[PROBLEM TO WORK ON]
Set down each entry exactly as given; pictures should not appear in the copy.

[DATA RECORDS]
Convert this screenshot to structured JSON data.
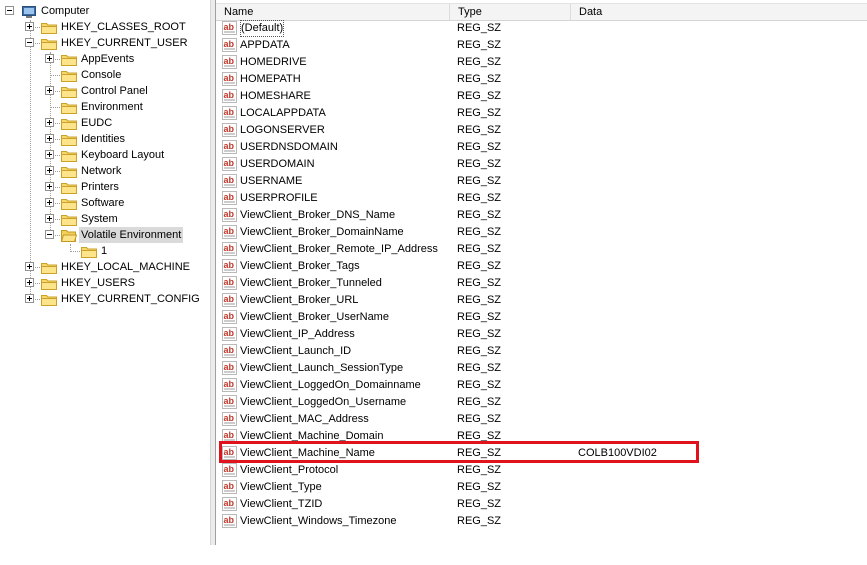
{
  "tree": {
    "root": "Computer",
    "hives": [
      "HKEY_CLASSES_ROOT",
      "HKEY_CURRENT_USER",
      "HKEY_LOCAL_MACHINE",
      "HKEY_USERS",
      "HKEY_CURRENT_CONFIG"
    ],
    "hkcu_children": [
      "AppEvents",
      "Console",
      "Control Panel",
      "Environment",
      "EUDC",
      "Identities",
      "Keyboard Layout",
      "Network",
      "Printers",
      "Software",
      "System",
      "Volatile Environment"
    ],
    "volatile_child": "1"
  },
  "list": {
    "columns": {
      "name": "Name",
      "type": "Type",
      "data": "Data"
    },
    "rows": [
      {
        "name": "(Default)",
        "type": "REG_SZ",
        "data": ""
      },
      {
        "name": "APPDATA",
        "type": "REG_SZ",
        "data": ""
      },
      {
        "name": "HOMEDRIVE",
        "type": "REG_SZ",
        "data": ""
      },
      {
        "name": "HOMEPATH",
        "type": "REG_SZ",
        "data": ""
      },
      {
        "name": "HOMESHARE",
        "type": "REG_SZ",
        "data": ""
      },
      {
        "name": "LOCALAPPDATA",
        "type": "REG_SZ",
        "data": ""
      },
      {
        "name": "LOGONSERVER",
        "type": "REG_SZ",
        "data": ""
      },
      {
        "name": "USERDNSDOMAIN",
        "type": "REG_SZ",
        "data": ""
      },
      {
        "name": "USERDOMAIN",
        "type": "REG_SZ",
        "data": ""
      },
      {
        "name": "USERNAME",
        "type": "REG_SZ",
        "data": ""
      },
      {
        "name": "USERPROFILE",
        "type": "REG_SZ",
        "data": ""
      },
      {
        "name": "ViewClient_Broker_DNS_Name",
        "type": "REG_SZ",
        "data": ""
      },
      {
        "name": "ViewClient_Broker_DomainName",
        "type": "REG_SZ",
        "data": ""
      },
      {
        "name": "ViewClient_Broker_Remote_IP_Address",
        "type": "REG_SZ",
        "data": ""
      },
      {
        "name": "ViewClient_Broker_Tags",
        "type": "REG_SZ",
        "data": ""
      },
      {
        "name": "ViewClient_Broker_Tunneled",
        "type": "REG_SZ",
        "data": ""
      },
      {
        "name": "ViewClient_Broker_URL",
        "type": "REG_SZ",
        "data": ""
      },
      {
        "name": "ViewClient_Broker_UserName",
        "type": "REG_SZ",
        "data": ""
      },
      {
        "name": "ViewClient_IP_Address",
        "type": "REG_SZ",
        "data": ""
      },
      {
        "name": "ViewClient_Launch_ID",
        "type": "REG_SZ",
        "data": ""
      },
      {
        "name": "ViewClient_Launch_SessionType",
        "type": "REG_SZ",
        "data": ""
      },
      {
        "name": "ViewClient_LoggedOn_Domainname",
        "type": "REG_SZ",
        "data": ""
      },
      {
        "name": "ViewClient_LoggedOn_Username",
        "type": "REG_SZ",
        "data": ""
      },
      {
        "name": "ViewClient_MAC_Address",
        "type": "REG_SZ",
        "data": ""
      },
      {
        "name": "ViewClient_Machine_Domain",
        "type": "REG_SZ",
        "data": ""
      },
      {
        "name": "ViewClient_Machine_Name",
        "type": "REG_SZ",
        "data": "COLB100VDI02"
      },
      {
        "name": "ViewClient_Protocol",
        "type": "REG_SZ",
        "data": ""
      },
      {
        "name": "ViewClient_Type",
        "type": "REG_SZ",
        "data": ""
      },
      {
        "name": "ViewClient_TZID",
        "type": "REG_SZ",
        "data": ""
      },
      {
        "name": "ViewClient_Windows_Timezone",
        "type": "REG_SZ",
        "data": ""
      }
    ]
  },
  "colors": {
    "highlight_border": "#e0121b",
    "selected_bg": "#dadada"
  },
  "icons": {
    "folder": "folder-icon",
    "value": "string-value-icon",
    "computer": "computer-icon"
  }
}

[RESULT OF THIS EXERCISE]
Convert this screenshot to structured JSON data.
{
  "tree": {
    "root": "Computer",
    "hives": [
      "HKEY_CLASSES_ROOT",
      "HKEY_CURRENT_USER",
      "HKEY_LOCAL_MACHINE",
      "HKEY_USERS",
      "HKEY_CURRENT_CONFIG"
    ],
    "hkcu_children": [
      "AppEvents",
      "Console",
      "Control Panel",
      "Environment",
      "EUDC",
      "Identities",
      "Keyboard Layout",
      "Network",
      "Printers",
      "Software",
      "System",
      "Volatile Environment"
    ],
    "volatile_child": "1"
  },
  "list": {
    "columns": {
      "name": "Name",
      "type": "Type",
      "data": "Data"
    },
    "rows": [
      {
        "name": "(Default)",
        "type": "REG_SZ",
        "data": ""
      },
      {
        "name": "APPDATA",
        "type": "REG_SZ",
        "data": ""
      },
      {
        "name": "HOMEDRIVE",
        "type": "REG_SZ",
        "data": ""
      },
      {
        "name": "HOMEPATH",
        "type": "REG_SZ",
        "data": ""
      },
      {
        "name": "HOMESHARE",
        "type": "REG_SZ",
        "data": ""
      },
      {
        "name": "LOCALAPPDATA",
        "type": "REG_SZ",
        "data": ""
      },
      {
        "name": "LOGONSERVER",
        "type": "REG_SZ",
        "data": ""
      },
      {
        "name": "USERDNSDOMAIN",
        "type": "REG_SZ",
        "data": ""
      },
      {
        "name": "USERDOMAIN",
        "type": "REG_SZ",
        "data": ""
      },
      {
        "name": "USERNAME",
        "type": "REG_SZ",
        "data": ""
      },
      {
        "name": "USERPROFILE",
        "type": "REG_SZ",
        "data": ""
      },
      {
        "name": "ViewClient_Broker_DNS_Name",
        "type": "REG_SZ",
        "data": ""
      },
      {
        "name": "ViewClient_Broker_DomainName",
        "type": "REG_SZ",
        "data": ""
      },
      {
        "name": "ViewClient_Broker_Remote_IP_Address",
        "type": "REG_SZ",
        "data": ""
      },
      {
        "name": "ViewClient_Broker_Tags",
        "type": "REG_SZ",
        "data": ""
      },
      {
        "name": "ViewClient_Broker_Tunneled",
        "type": "REG_SZ",
        "data": ""
      },
      {
        "name": "ViewClient_Broker_URL",
        "type": "REG_SZ",
        "data": ""
      },
      {
        "name": "ViewClient_Broker_UserName",
        "type": "REG_SZ",
        "data": ""
      },
      {
        "name": "ViewClient_IP_Address",
        "type": "REG_SZ",
        "data": ""
      },
      {
        "name": "ViewClient_Launch_ID",
        "type": "REG_SZ",
        "data": ""
      },
      {
        "name": "ViewClient_Launch_SessionType",
        "type": "REG_SZ",
        "data": ""
      },
      {
        "name": "ViewClient_LoggedOn_Domainname",
        "type": "REG_SZ",
        "data": ""
      },
      {
        "name": "ViewClient_LoggedOn_Username",
        "type": "REG_SZ",
        "data": ""
      },
      {
        "name": "ViewClient_MAC_Address",
        "type": "REG_SZ",
        "data": ""
      },
      {
        "name": "ViewClient_Machine_Domain",
        "type": "REG_SZ",
        "data": ""
      },
      {
        "name": "ViewClient_Machine_Name",
        "type": "REG_SZ",
        "data": "COLB100VDI02"
      },
      {
        "name": "ViewClient_Protocol",
        "type": "REG_SZ",
        "data": ""
      },
      {
        "name": "ViewClient_Type",
        "type": "REG_SZ",
        "data": ""
      },
      {
        "name": "ViewClient_TZID",
        "type": "REG_SZ",
        "data": ""
      },
      {
        "name": "ViewClient_Windows_Timezone",
        "type": "REG_SZ",
        "data": ""
      }
    ]
  },
  "colors": {
    "highlight_border": "#e0121b",
    "selected_bg": "#dadada"
  },
  "icons": {
    "folder": "folder-icon",
    "value": "string-value-icon",
    "computer": "computer-icon"
  }
}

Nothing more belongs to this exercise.